___ Information given

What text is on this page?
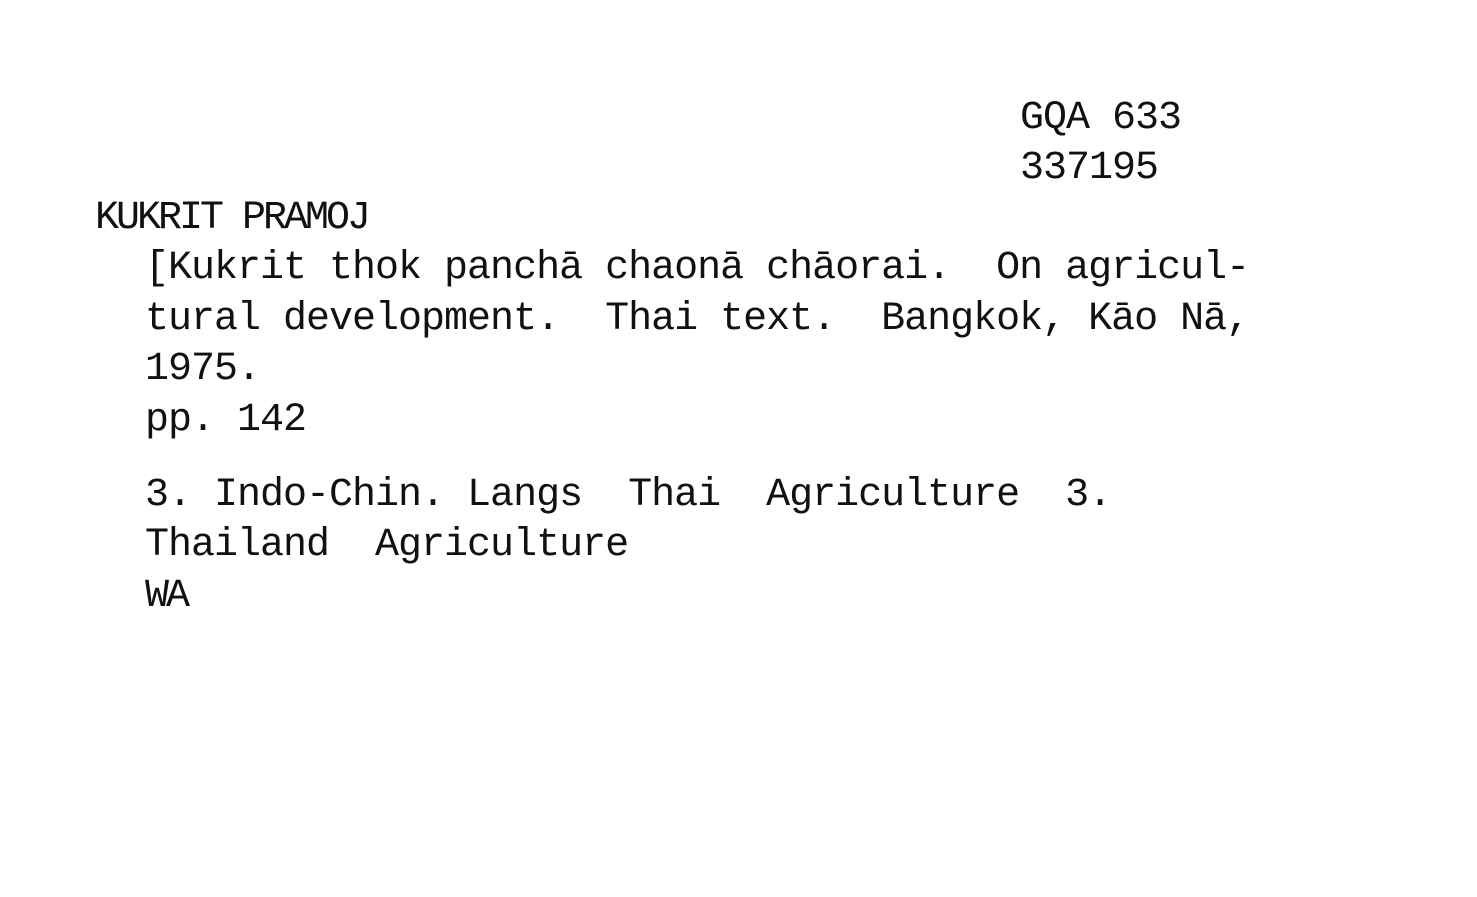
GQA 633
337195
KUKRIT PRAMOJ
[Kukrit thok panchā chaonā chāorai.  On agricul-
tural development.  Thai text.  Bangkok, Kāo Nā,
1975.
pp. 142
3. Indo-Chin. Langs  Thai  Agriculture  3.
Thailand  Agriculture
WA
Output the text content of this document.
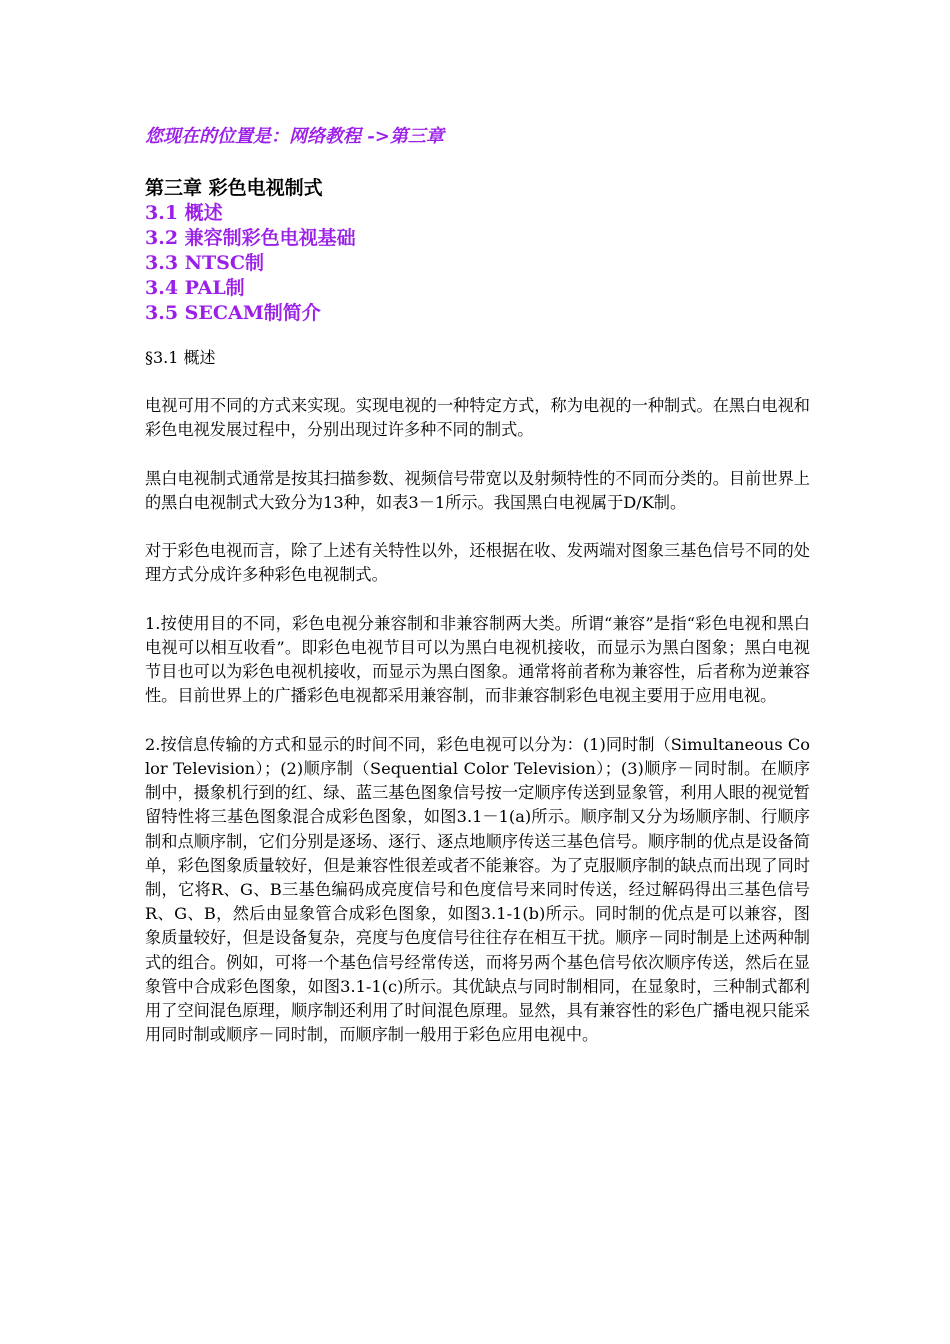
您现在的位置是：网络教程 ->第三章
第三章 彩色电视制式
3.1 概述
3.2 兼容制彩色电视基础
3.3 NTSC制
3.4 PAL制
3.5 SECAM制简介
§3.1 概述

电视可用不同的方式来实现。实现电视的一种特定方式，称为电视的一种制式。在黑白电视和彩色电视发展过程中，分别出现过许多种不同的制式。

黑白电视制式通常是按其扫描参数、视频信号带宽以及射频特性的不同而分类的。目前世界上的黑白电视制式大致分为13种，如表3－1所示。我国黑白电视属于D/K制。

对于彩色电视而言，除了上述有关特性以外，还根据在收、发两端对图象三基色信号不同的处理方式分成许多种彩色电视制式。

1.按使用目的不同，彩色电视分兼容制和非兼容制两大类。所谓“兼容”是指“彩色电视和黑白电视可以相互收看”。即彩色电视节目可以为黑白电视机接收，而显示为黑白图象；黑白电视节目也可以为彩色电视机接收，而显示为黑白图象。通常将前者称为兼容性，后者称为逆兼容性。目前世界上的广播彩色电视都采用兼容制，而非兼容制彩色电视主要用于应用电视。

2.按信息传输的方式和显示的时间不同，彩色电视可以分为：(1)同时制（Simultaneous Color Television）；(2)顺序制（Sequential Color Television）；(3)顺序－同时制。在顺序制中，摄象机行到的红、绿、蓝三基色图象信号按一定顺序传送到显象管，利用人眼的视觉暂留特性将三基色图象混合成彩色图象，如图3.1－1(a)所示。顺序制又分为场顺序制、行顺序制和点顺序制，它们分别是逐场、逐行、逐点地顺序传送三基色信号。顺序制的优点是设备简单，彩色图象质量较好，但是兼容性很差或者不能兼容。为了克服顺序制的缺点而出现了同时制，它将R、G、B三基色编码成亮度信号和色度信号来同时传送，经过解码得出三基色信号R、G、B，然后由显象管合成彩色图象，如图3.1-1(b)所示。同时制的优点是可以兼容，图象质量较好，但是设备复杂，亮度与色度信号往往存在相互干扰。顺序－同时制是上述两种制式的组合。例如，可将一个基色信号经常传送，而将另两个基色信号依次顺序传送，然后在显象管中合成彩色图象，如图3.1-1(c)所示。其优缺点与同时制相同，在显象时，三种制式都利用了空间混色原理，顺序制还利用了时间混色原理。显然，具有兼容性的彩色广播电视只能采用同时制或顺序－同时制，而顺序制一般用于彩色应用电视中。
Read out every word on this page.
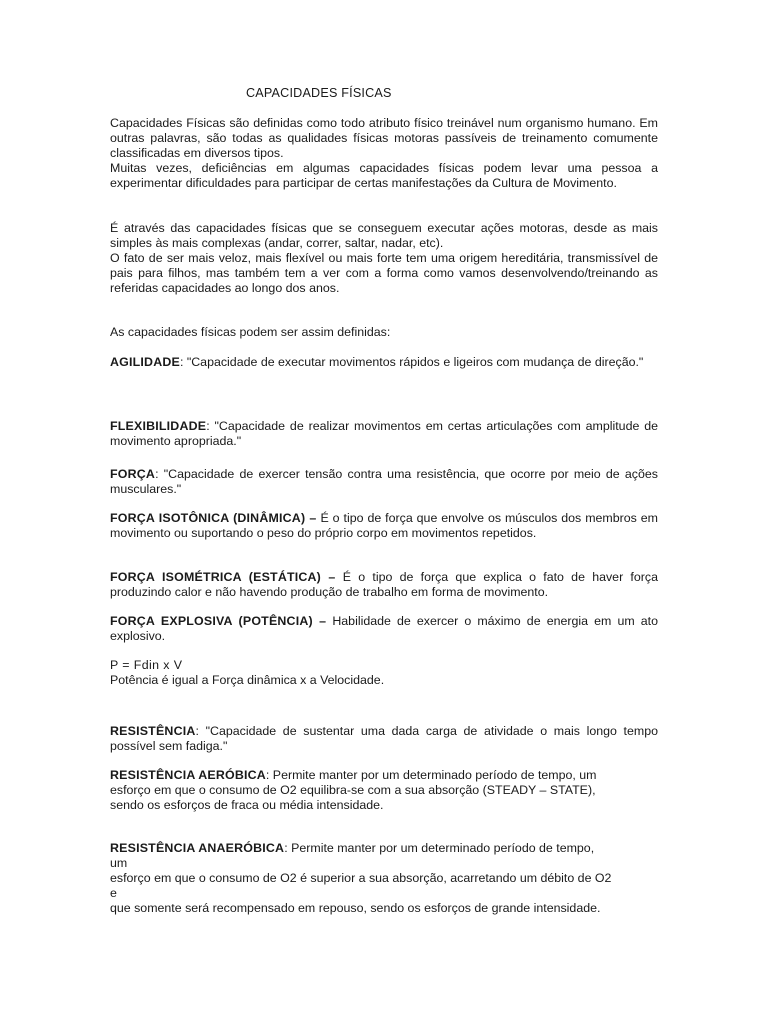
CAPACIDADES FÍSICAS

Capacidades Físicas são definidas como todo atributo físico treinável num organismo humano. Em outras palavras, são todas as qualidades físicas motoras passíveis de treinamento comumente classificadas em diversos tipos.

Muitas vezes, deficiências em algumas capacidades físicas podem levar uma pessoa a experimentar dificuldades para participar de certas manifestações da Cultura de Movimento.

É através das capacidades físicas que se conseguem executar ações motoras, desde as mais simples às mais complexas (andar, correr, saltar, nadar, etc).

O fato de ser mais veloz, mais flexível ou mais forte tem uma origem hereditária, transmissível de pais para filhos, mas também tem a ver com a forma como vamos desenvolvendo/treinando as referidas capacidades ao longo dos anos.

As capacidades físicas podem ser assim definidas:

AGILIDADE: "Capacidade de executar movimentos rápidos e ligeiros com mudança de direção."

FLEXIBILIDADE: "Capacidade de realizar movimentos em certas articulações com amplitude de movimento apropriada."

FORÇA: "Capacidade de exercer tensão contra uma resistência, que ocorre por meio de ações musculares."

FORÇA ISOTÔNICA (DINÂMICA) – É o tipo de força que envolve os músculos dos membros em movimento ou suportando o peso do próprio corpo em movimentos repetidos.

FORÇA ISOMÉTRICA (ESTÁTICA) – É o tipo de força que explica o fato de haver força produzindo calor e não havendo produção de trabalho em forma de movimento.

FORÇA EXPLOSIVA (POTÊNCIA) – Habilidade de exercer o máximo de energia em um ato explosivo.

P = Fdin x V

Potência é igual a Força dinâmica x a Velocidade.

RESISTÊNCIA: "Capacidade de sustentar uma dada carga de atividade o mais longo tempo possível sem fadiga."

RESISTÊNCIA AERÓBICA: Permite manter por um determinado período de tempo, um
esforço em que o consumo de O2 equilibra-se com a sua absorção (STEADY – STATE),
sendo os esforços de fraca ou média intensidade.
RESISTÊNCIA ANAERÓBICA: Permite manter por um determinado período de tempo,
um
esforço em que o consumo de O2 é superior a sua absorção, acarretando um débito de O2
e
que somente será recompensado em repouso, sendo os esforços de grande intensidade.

______

Task to carry out. Write every entry out again exactly, dropping the pictures.

The response.
What text is on this page?
GQA 633
337195
KUKRIT PRAMOJ
[Kukrit thok panchā chaonā chāorai.  On agricul-
tural development.  Thai text.  Bangkok, Kāo Nā,
1975.
pp. 142
3. Indo-Chin. Langs  Thai  Agriculture  3.
Thailand  Agriculture
WA
Output the text content of this document.
您现在的位置是：网络教程 ->第三章
第三章 彩色电视制式
3.1 概述
3.2 兼容制彩色电视基础
3.3 NTSC制
3.4 PAL制
3.5 SECAM制简介
§3.1 概述

电视可用不同的方式来实现。实现电视的一种特定方式，称为电视的一种制式。在黑白电视和彩色电视发展过程中，分别出现过许多种不同的制式。

黑白电视制式通常是按其扫描参数、视频信号带宽以及射频特性的不同而分类的。目前世界上的黑白电视制式大致分为13种，如表3－1所示。我国黑白电视属于D/K制。

对于彩色电视而言，除了上述有关特性以外，还根据在收、发两端对图象三基色信号不同的处理方式分成许多种彩色电视制式。

1.按使用目的不同，彩色电视分兼容制和非兼容制两大类。所谓“兼容”是指“彩色电视和黑白电视可以相互收看”。即彩色电视节目可以为黑白电视机接收，而显示为黑白图象；黑白电视节目也可以为彩色电视机接收，而显示为黑白图象。通常将前者称为兼容性，后者称为逆兼容性。目前世界上的广播彩色电视都采用兼容制，而非兼容制彩色电视主要用于应用电视。

2.按信息传输的方式和显示的时间不同，彩色电视可以分为：(1)同时制（Simultaneous Color Television）；(2)顺序制（Sequential Color Television）；(3)顺序－同时制。在顺序制中，摄象机行到的红、绿、蓝三基色图象信号按一定顺序传送到显象管，利用人眼的视觉暂留特性将三基色图象混合成彩色图象，如图3.1－1(a)所示。顺序制又分为场顺序制、行顺序制和点顺序制，它们分别是逐场、逐行、逐点地顺序传送三基色信号。顺序制的优点是设备简单，彩色图象质量较好，但是兼容性很差或者不能兼容。为了克服顺序制的缺点而出现了同时制，它将R、G、B三基色编码成亮度信号和色度信号来同时传送，经过解码得出三基色信号R、G、B，然后由显象管合成彩色图象，如图3.1-1(b)所示。同时制的优点是可以兼容，图象质量较好，但是设备复杂，亮度与色度信号往往存在相互干扰。顺序－同时制是上述两种制式的组合。例如，可将一个基色信号经常传送，而将另两个基色信号依次顺序传送，然后在显象管中合成彩色图象，如图3.1-1(c)所示。其优缺点与同时制相同，在显象时，三种制式都利用了空间混色原理，顺序制还利用了时间混色原理。显然，具有兼容性的彩色广播电视只能采用同时制或顺序－同时制，而顺序制一般用于彩色应用电视中。
Read out every word on this page.
CAPACIDADES FÍSICAS

Capacidades Físicas são definidas como todo atributo físico treinável num organismo humano. Em outras palavras, são todas as qualidades físicas motoras passíveis de treinamento comumente classificadas em diversos tipos.

Muitas vezes, deficiências em algumas capacidades físicas podem levar uma pessoa a experimentar dificuldades para participar de certas manifestações da Cultura de Movimento.

É através das capacidades físicas que se conseguem executar ações motoras, desde as mais simples às mais complexas (andar, correr, saltar, nadar, etc).

O fato de ser mais veloz, mais flexível ou mais forte tem uma origem hereditária, transmissível de pais para filhos, mas também tem a ver com a forma como vamos desenvolvendo/treinando as referidas capacidades ao longo dos anos.

As capacidades físicas podem ser assim definidas:

AGILIDADE: "Capacidade de executar movimentos rápidos e ligeiros com mudança de direção."

FLEXIBILIDADE: "Capacidade de realizar movimentos em certas articulações com amplitude de movimento apropriada."

FORÇA: "Capacidade de exercer tensão contra uma resistência, que ocorre por meio de ações musculares."

FORÇA ISOTÔNICA (DINÂMICA) – É o tipo de força que envolve os músculos dos membros em movimento ou suportando o peso do próprio corpo em movimentos repetidos.

FORÇA ISOMÉTRICA (ESTÁTICA) – É o tipo de força que explica o fato de haver força produzindo calor e não havendo produção de trabalho em forma de movimento.

FORÇA EXPLOSIVA (POTÊNCIA) – Habilidade de exercer o máximo de energia em um ato explosivo.

P = Fdin x V

Potência é igual a Força dinâmica x a Velocidade.

RESISTÊNCIA: "Capacidade de sustentar uma dada carga de atividade o mais longo tempo possível sem fadiga."

RESISTÊNCIA AERÓBICA: Permite manter por um determinado período de tempo, um
esforço em que o consumo de O2 equilibra-se com a sua absorção (STEADY – STATE),
sendo os esforços de fraca ou média intensidade.
RESISTÊNCIA ANAERÓBICA: Permite manter por um determinado período de tempo,
um
esforço em que o consumo de O2 é superior a sua absorção, acarretando um débito de O2
e
que somente será recompensado em repouso, sendo os esforços de grande intensidade.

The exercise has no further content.